┌─ Source data
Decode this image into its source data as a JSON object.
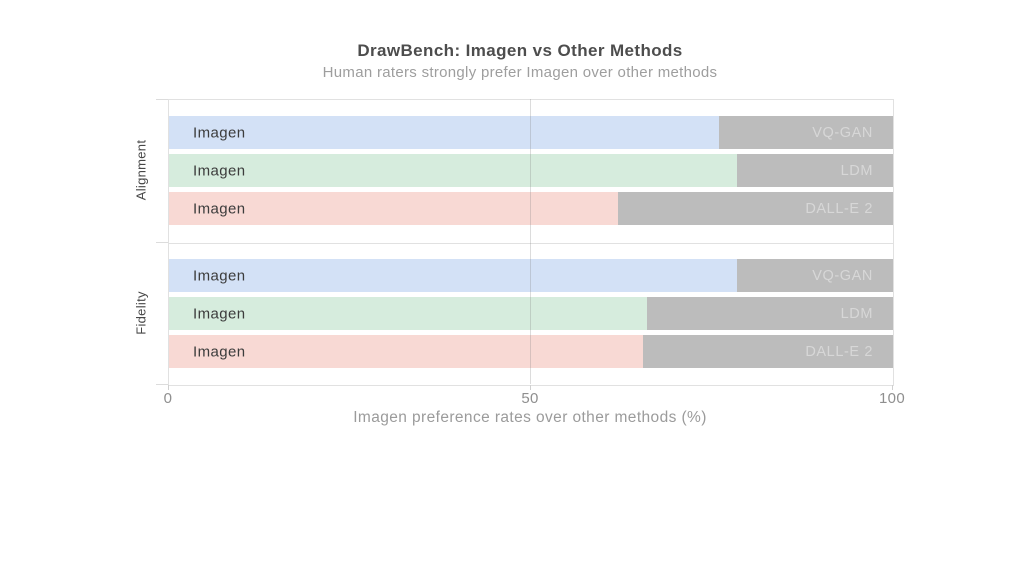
{
  "chart_data": {
    "type": "bar",
    "orientation": "horizontal",
    "stacked": true,
    "title": "DrawBench: Imagen vs Other Methods",
    "subtitle": "Human raters strongly prefer Imagen over other methods",
    "xlabel": "Imagen preference rates over other methods (%)",
    "xlim": [
      0,
      100
    ],
    "x_ticks": [
      "0",
      "50",
      "100"
    ],
    "grid": "vertical gridline at 50, panel border on, legend none",
    "groups": [
      {
        "label": "Alignment",
        "rows": [
          {
            "winner": "Imagen",
            "opponent": "VQ-GAN",
            "imagen_pct": 76,
            "opponent_pct": 24,
            "imagen_color": "#d3e1f6"
          },
          {
            "winner": "Imagen",
            "opponent": "LDM",
            "imagen_pct": 78.5,
            "opponent_pct": 21.5,
            "imagen_color": "#d6ecdd"
          },
          {
            "winner": "Imagen",
            "opponent": "DALL-E 2",
            "imagen_pct": 62,
            "opponent_pct": 38,
            "imagen_color": "#f8d9d4"
          }
        ]
      },
      {
        "label": "Fidelity",
        "rows": [
          {
            "winner": "Imagen",
            "opponent": "VQ-GAN",
            "imagen_pct": 78.5,
            "opponent_pct": 21.5,
            "imagen_color": "#d3e1f6"
          },
          {
            "winner": "Imagen",
            "opponent": "LDM",
            "imagen_pct": 66,
            "opponent_pct": 34,
            "imagen_color": "#d6ecdd"
          },
          {
            "winner": "Imagen",
            "opponent": "DALL-E 2",
            "imagen_pct": 65.5,
            "opponent_pct": 34.5,
            "imagen_color": "#f8d9d4"
          }
        ]
      }
    ],
    "colors": {
      "imagen_blue": "#d3e1f6",
      "imagen_green": "#d6ecdd",
      "imagen_pink": "#f8d9d4",
      "opponent_gray": "#bcbcbc",
      "title_text": "#4d4d4d",
      "subtitle_text": "#9e9e9e",
      "axis_text": "#8f8f8f"
    }
  }
}
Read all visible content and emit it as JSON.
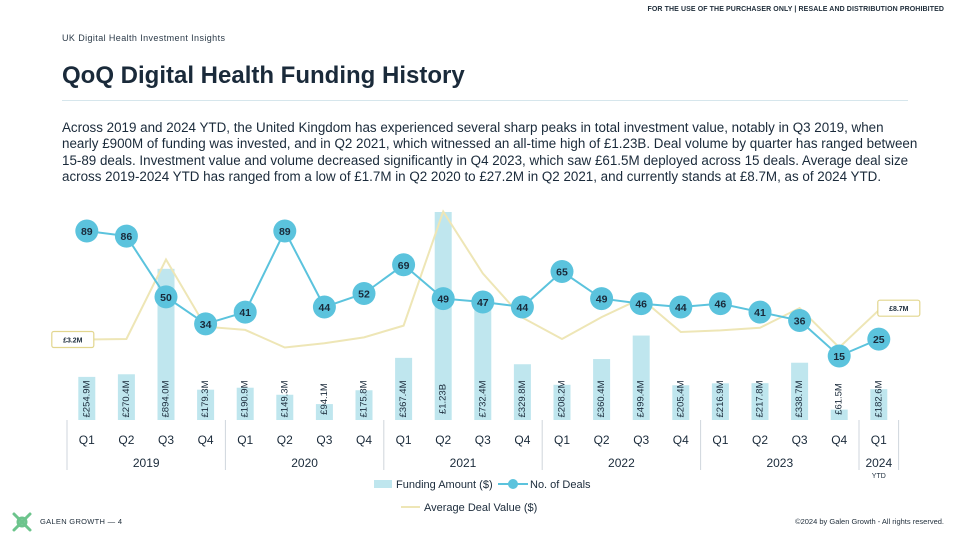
{
  "header": {
    "disclaimer": "FOR THE USE OF THE PURCHASER ONLY | RESALE AND DISTRIBUTION PROHIBITED",
    "section": "UK Digital Health Investment Insights",
    "title": "QoQ Digital Health Funding History"
  },
  "body_text": "Across 2019 and 2024 YTD, the United Kingdom has experienced several sharp peaks in total investment value, notably in Q3 2019, when nearly £900M of funding was invested, and in Q2 2021, which witnessed an all-time high of £1.23B. Deal volume by quarter has ranged between 15-89 deals. Investment value and volume decreased significantly in Q4 2023, which saw £61.5M deployed across 15 deals. Average deal size across 2019-2024 YTD has ranged from a low of £1.7M in Q2 2020 to £27.2M in Q2 2021, and currently stands at £8.7M, as of 2024 YTD.",
  "footer": {
    "left": "GALEN GROWTH  —  4",
    "right": "©2024 by Galen Growth  - All rights reserved."
  },
  "colors": {
    "bar": "#bfe6ee",
    "deals": "#5bc3dd",
    "avg": "#eee6b6",
    "text": "#1a2a3a",
    "logo": "#6cc48c"
  },
  "chart_data": {
    "type": "bar",
    "categories": [
      "Q1",
      "Q2",
      "Q3",
      "Q4",
      "Q1",
      "Q2",
      "Q3",
      "Q4",
      "Q1",
      "Q2",
      "Q3",
      "Q4",
      "Q1",
      "Q2",
      "Q3",
      "Q4",
      "Q1",
      "Q2",
      "Q3",
      "Q4",
      "Q1"
    ],
    "year_groups": [
      {
        "label": "2019",
        "count": 4,
        "sub": ""
      },
      {
        "label": "2020",
        "count": 4,
        "sub": ""
      },
      {
        "label": "2021",
        "count": 4,
        "sub": ""
      },
      {
        "label": "2022",
        "count": 4,
        "sub": ""
      },
      {
        "label": "2023",
        "count": 4,
        "sub": ""
      },
      {
        "label": "2024",
        "count": 1,
        "sub": "YTD"
      }
    ],
    "series": [
      {
        "name": "Funding Amount ($)",
        "type": "bar",
        "values": [
          254.9,
          270.4,
          894.0,
          179.3,
          190.9,
          149.3,
          94.1,
          175.8,
          367.4,
          1230,
          732.4,
          329.8,
          208.2,
          360.4,
          499.4,
          205.4,
          216.9,
          217.8,
          338.7,
          61.5,
          182.6
        ],
        "labels": [
          "£254.9M",
          "£270.4M",
          "£894.0M",
          "£179.3M",
          "£190.9M",
          "£149.3M",
          "£94.1M",
          "£175.8M",
          "£367.4M",
          "£1.23B",
          "£732.4M",
          "£329.8M",
          "£208.2M",
          "£360.4M",
          "£499.4M",
          "£205.4M",
          "£216.9M",
          "£217.8M",
          "£338.7M",
          "£61.5M",
          "£182.6M"
        ]
      },
      {
        "name": "No. of Deals",
        "type": "line",
        "values": [
          89,
          86,
          50,
          34,
          41,
          89,
          44,
          52,
          69,
          49,
          47,
          44,
          65,
          49,
          46,
          44,
          46,
          41,
          36,
          15,
          25
        ]
      },
      {
        "name": "Average Deal Value ($)",
        "type": "line",
        "values": [
          3.2,
          3.3,
          18.2,
          5.6,
          5.0,
          1.7,
          2.5,
          3.6,
          5.8,
          27.2,
          15.6,
          7.3,
          3.3,
          7.4,
          10.9,
          4.6,
          4.9,
          5.4,
          9.1,
          1.7,
          8.7
        ],
        "callouts": [
          {
            "index": 0,
            "label": "£3.2M"
          },
          {
            "index": 20,
            "label": "£8.7M"
          }
        ]
      }
    ]
  }
}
└─
→ Requirement
In the entries above, find every line holding the word "Average" and copy it out.

→ Solution to this task
  "body_text": "Across 2019 and 2024 YTD, the United Kingdom has experienced several sharp peaks in total investment value, notably in Q3 2019, when nearly £900M of funding was invested, and in Q2 2021, which witnessed an all-time high of £1.23B. Deal volume by quarter has ranged between 15-89 deals. Investment value and volume decreased significantly in Q4 2023, which saw £61.5M deployed across 15 deals. Average deal size across 2019-2024 YTD has ranged from a low of £1.7M in Q2 2020 to £27.2M in Q2 2021, and currently stands at £8.7M, as of 2024 YTD.",
        "name": "Average Deal Value ($)",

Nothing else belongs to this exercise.